:: EXERCISE DESCRIPTION ::
Pick out the lines below that contain the string "Ramen" and copy them all.

:: THE DATA ::
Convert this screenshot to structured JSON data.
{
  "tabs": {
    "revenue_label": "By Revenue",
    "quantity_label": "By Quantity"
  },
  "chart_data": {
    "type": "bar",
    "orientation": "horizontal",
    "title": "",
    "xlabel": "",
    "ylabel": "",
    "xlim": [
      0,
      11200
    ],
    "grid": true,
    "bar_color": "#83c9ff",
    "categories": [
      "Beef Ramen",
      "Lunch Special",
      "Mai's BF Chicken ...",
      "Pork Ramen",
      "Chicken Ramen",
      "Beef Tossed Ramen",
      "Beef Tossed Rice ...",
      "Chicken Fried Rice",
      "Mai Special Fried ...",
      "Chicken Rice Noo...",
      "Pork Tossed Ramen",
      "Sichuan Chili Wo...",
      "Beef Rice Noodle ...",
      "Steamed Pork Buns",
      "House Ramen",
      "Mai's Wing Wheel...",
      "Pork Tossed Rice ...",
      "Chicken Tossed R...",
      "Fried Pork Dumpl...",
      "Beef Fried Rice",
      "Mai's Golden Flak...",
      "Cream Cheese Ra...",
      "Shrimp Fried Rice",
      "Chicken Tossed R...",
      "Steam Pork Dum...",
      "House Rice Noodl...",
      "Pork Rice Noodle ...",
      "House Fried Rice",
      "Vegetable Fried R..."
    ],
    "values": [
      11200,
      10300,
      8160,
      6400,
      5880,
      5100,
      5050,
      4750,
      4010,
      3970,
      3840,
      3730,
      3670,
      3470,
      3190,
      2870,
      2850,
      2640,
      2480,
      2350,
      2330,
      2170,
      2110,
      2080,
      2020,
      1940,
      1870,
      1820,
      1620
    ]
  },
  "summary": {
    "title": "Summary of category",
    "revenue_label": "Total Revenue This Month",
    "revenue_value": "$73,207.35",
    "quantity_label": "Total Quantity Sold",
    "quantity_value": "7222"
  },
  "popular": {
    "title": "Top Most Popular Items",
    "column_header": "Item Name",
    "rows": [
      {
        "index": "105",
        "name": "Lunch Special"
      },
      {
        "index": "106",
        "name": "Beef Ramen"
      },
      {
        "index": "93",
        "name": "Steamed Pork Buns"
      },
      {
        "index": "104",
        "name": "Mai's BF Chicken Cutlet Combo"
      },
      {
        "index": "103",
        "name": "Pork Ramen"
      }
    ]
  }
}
...
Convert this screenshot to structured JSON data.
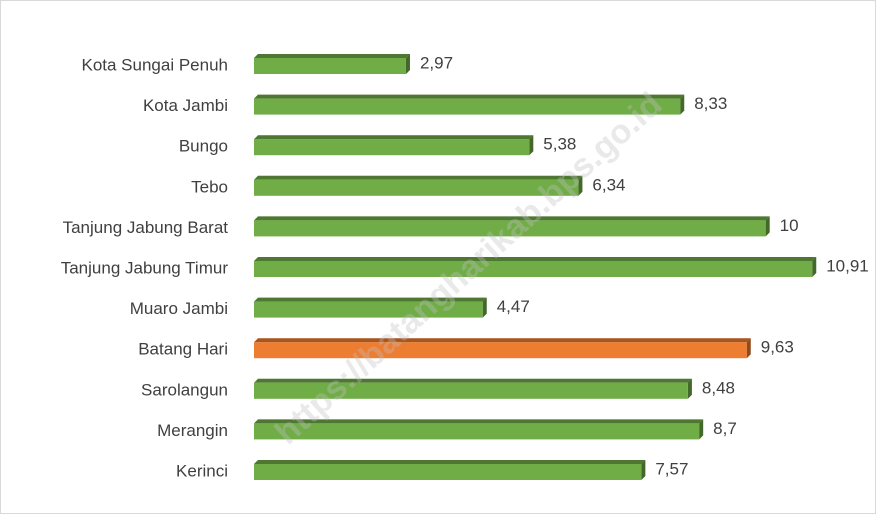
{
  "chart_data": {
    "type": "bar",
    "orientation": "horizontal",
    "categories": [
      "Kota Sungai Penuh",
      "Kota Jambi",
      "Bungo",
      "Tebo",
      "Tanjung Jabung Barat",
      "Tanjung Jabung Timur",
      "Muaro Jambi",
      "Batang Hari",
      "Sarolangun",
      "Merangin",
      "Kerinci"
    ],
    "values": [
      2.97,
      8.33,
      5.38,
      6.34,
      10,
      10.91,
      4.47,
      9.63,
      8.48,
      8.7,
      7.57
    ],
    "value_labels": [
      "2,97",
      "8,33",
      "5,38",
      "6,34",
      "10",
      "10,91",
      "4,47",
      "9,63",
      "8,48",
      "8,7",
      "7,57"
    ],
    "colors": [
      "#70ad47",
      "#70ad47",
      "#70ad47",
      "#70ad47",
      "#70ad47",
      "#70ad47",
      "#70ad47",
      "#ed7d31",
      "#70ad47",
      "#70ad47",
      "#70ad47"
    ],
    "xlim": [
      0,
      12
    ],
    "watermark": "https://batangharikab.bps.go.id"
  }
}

:: ANSWER FOR THIS EXERCISE ::
      "Beef Ramen",
      "Pork Ramen",
      "Chicken Ramen",
      "Beef Tossed Ramen",
      "Pork Tossed Ramen",
      "House Ramen",
        "name": "Beef Ramen"
        "name": "Pork Ramen"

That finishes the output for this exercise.